Records
-=-=-

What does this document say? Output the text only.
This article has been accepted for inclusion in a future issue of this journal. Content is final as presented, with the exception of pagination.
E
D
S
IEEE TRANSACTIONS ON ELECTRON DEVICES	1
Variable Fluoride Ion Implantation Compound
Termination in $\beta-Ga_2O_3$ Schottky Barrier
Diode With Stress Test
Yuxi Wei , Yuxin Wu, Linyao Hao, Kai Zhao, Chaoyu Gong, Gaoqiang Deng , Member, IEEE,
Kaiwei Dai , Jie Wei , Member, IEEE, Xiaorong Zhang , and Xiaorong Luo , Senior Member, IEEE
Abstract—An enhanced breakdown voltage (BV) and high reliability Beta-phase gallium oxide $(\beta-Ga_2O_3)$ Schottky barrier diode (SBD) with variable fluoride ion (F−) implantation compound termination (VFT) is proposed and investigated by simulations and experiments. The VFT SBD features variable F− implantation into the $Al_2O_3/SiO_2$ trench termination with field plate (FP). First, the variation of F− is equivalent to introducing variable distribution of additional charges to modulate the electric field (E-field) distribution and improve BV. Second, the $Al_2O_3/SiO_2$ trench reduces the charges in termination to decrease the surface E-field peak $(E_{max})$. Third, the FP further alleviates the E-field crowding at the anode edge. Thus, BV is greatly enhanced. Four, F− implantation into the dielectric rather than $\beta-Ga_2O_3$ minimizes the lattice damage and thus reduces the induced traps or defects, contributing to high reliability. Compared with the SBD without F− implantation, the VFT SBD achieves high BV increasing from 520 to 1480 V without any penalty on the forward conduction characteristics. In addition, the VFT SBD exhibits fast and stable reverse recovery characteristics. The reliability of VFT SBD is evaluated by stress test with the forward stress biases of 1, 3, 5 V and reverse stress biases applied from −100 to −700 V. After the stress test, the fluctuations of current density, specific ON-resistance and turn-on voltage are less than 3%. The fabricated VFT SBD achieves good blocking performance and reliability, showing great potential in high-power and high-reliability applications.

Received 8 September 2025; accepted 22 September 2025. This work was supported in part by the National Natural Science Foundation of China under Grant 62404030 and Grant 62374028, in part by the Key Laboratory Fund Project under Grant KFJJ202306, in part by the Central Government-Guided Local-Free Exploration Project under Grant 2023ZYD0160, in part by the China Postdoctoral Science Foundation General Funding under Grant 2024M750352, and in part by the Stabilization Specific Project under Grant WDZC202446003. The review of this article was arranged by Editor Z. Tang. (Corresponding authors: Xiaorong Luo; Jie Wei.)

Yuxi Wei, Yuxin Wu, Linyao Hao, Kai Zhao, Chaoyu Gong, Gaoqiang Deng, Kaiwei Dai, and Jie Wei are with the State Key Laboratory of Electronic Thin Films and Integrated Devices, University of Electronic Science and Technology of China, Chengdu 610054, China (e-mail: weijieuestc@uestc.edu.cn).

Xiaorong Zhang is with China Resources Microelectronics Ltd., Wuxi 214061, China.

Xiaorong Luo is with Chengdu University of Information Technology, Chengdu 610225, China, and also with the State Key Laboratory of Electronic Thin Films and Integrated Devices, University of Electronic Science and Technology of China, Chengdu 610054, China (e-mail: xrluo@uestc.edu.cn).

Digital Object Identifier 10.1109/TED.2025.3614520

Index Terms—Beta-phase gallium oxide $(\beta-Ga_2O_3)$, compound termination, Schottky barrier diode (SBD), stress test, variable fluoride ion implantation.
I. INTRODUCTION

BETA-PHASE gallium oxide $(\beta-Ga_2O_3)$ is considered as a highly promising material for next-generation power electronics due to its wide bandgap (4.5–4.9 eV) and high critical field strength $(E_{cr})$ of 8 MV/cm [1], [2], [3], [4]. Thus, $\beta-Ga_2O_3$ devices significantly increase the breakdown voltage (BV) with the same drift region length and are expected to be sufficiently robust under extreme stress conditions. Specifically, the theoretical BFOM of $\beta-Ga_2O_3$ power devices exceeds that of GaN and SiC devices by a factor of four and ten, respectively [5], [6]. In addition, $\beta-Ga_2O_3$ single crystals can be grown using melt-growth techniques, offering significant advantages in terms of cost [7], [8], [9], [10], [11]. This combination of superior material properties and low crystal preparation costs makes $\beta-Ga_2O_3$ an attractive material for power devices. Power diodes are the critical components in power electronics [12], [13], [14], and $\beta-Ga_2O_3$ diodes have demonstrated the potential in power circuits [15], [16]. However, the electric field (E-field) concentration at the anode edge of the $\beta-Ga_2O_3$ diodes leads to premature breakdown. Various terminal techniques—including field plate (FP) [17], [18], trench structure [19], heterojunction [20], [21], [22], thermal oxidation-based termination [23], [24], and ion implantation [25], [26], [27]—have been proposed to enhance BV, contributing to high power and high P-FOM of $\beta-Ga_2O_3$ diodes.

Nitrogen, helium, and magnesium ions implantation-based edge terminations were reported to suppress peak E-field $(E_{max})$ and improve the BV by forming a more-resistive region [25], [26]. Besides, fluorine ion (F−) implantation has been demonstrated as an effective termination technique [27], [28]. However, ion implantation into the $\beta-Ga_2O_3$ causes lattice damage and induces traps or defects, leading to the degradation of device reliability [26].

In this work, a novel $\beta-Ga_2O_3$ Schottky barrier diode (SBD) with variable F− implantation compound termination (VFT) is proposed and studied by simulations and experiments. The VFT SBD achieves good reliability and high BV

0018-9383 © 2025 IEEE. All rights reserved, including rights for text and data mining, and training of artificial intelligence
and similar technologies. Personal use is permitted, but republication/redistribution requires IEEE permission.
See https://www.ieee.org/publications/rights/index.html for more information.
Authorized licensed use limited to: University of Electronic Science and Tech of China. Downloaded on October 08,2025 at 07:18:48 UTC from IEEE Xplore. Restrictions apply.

-=-=-

■ **What is asked**:
Your task is to print all of the records exactly.

■ **The reply**:
What does this document say? Output the text only.
This article has been accepted for inclusion in a future issue of this journal. Content is final as presented, with the exception of pagination.
E
D
S
IEEE TRANSACTIONS ON ELECTRON DEVICES	1
Variable Fluoride Ion Implantation Compound
Termination in $\beta-Ga_2O_3$ Schottky Barrier
Diode With Stress Test
Yuxi Wei , Yuxin Wu, Linyao Hao, Kai Zhao, Chaoyu Gong, Gaoqiang Deng , Member, IEEE,
Kaiwei Dai , Jie Wei , Member, IEEE, Xiaorong Zhang , and Xiaorong Luo , Senior Member, IEEE
Abstract—An enhanced breakdown voltage (BV) and high reliability Beta-phase gallium oxide $(\beta-Ga_2O_3)$ Schottky barrier diode (SBD) with variable fluoride ion (F−) implantation compound termination (VFT) is proposed and investigated by simulations and experiments. The VFT SBD features variable F− implantation into the $Al_2O_3/SiO_2$ trench termination with field plate (FP). First, the variation of F− is equivalent to introducing variable distribution of additional charges to modulate the electric field (E-field) distribution and improve BV. Second, the $Al_2O_3/SiO_2$ trench reduces the charges in termination to decrease the surface E-field peak $(E_{max})$. Third, the FP further alleviates the E-field crowding at the anode edge. Thus, BV is greatly enhanced. Four, F− implantation into the dielectric rather than $\beta-Ga_2O_3$ minimizes the lattice damage and thus reduces the induced traps or defects, contributing to high reliability. Compared with the SBD without F− implantation, the VFT SBD achieves high BV increasing from 520 to 1480 V without any penalty on the forward conduction characteristics. In addition, the VFT SBD exhibits fast and stable reverse recovery characteristics. The reliability of VFT SBD is evaluated by stress test with the forward stress biases of 1, 3, 5 V and reverse stress biases applied from −100 to −700 V. After the stress test, the fluctuations of current density, specific ON-resistance and turn-on voltage are less than 3%. The fabricated VFT SBD achieves good blocking performance and reliability, showing great potential in high-power and high-reliability applications.

Received 8 September 2025; accepted 22 September 2025. This work was supported in part by the National Natural Science Foundation of China under Grant 62404030 and Grant 62374028, in part by the Key Laboratory Fund Project under Grant KFJJ202306, in part by the Central Government-Guided Local-Free Exploration Project under Grant 2023ZYD0160, in part by the China Postdoctoral Science Foundation General Funding under Grant 2024M750352, and in part by the Stabilization Specific Project under Grant WDZC202446003. The review of this article was arranged by Editor Z. Tang. (Corresponding authors: Xiaorong Luo; Jie Wei.)

Yuxi Wei, Yuxin Wu, Linyao Hao, Kai Zhao, Chaoyu Gong, Gaoqiang Deng, Kaiwei Dai, and Jie Wei are with the State Key Laboratory of Electronic Thin Films and Integrated Devices, University of Electronic Science and Technology of China, Chengdu 610054, China (e-mail: weijieuestc@uestc.edu.cn).

Xiaorong Zhang is with China Resources Microelectronics Ltd., Wuxi 214061, China.

Xiaorong Luo is with Chengdu University of Information Technology, Chengdu 610225, China, and also with the State Key Laboratory of Electronic Thin Films and Integrated Devices, University of Electronic Science and Technology of China, Chengdu 610054, China (e-mail: xrluo@uestc.edu.cn).

Digital Object Identifier 10.1109/TED.2025.3614520

Index Terms—Beta-phase gallium oxide $(\beta-Ga_2O_3)$, compound termination, Schottky barrier diode (SBD), stress test, variable fluoride ion implantation.
I. INTRODUCTION

BETA-PHASE gallium oxide $(\beta-Ga_2O_3)$ is considered as a highly promising material for next-generation power electronics due to its wide bandgap (4.5–4.9 eV) and high critical field strength $(E_{cr})$ of 8 MV/cm [1], [2], [3], [4]. Thus, $\beta-Ga_2O_3$ devices significantly increase the breakdown voltage (BV) with the same drift region length and are expected to be sufficiently robust under extreme stress conditions. Specifically, the theoretical BFOM of $\beta-Ga_2O_3$ power devices exceeds that of GaN and SiC devices by a factor of four and ten, respectively [5], [6]. In addition, $\beta-Ga_2O_3$ single crystals can be grown using melt-growth techniques, offering significant advantages in terms of cost [7], [8], [9], [10], [11]. This combination of superior material properties and low crystal preparation costs makes $\beta-Ga_2O_3$ an attractive material for power devices. Power diodes are the critical components in power electronics [12], [13], [14], and $\beta-Ga_2O_3$ diodes have demonstrated the potential in power circuits [15], [16]. However, the electric field (E-field) concentration at the anode edge of the $\beta-Ga_2O_3$ diodes leads to premature breakdown. Various terminal techniques—including field plate (FP) [17], [18], trench structure [19], heterojunction [20], [21], [22], thermal oxidation-based termination [23], [24], and ion implantation [25], [26], [27]—have been proposed to enhance BV, contributing to high power and high P-FOM of $\beta-Ga_2O_3$ diodes.

Nitrogen, helium, and magnesium ions implantation-based edge terminations were reported to suppress peak E-field $(E_{max})$ and improve the BV by forming a more-resistive region [25], [26]. Besides, fluorine ion (F−) implantation has been demonstrated as an effective termination technique [27], [28]. However, ion implantation into the $\beta-Ga_2O_3$ causes lattice damage and induces traps or defects, leading to the degradation of device reliability [26].

In this work, a novel $\beta-Ga_2O_3$ Schottky barrier diode (SBD) with variable F− implantation compound termination (VFT) is proposed and studied by simulations and experiments. The VFT SBD achieves good reliability and high BV

0018-9383 © 2025 IEEE. All rights reserved, including rights for text and data mining, and training of artificial intelligence
and similar technologies. Personal use is permitted, but republication/redistribution requires IEEE permission.
See https://www.ieee.org/publications/rights/index.html for more information.
Authorized licensed use limited to: University of Electronic Science and Tech of China. Downloaded on October 08,2025 at 07:18:48 UTC from IEEE Xplore. Restrictions apply.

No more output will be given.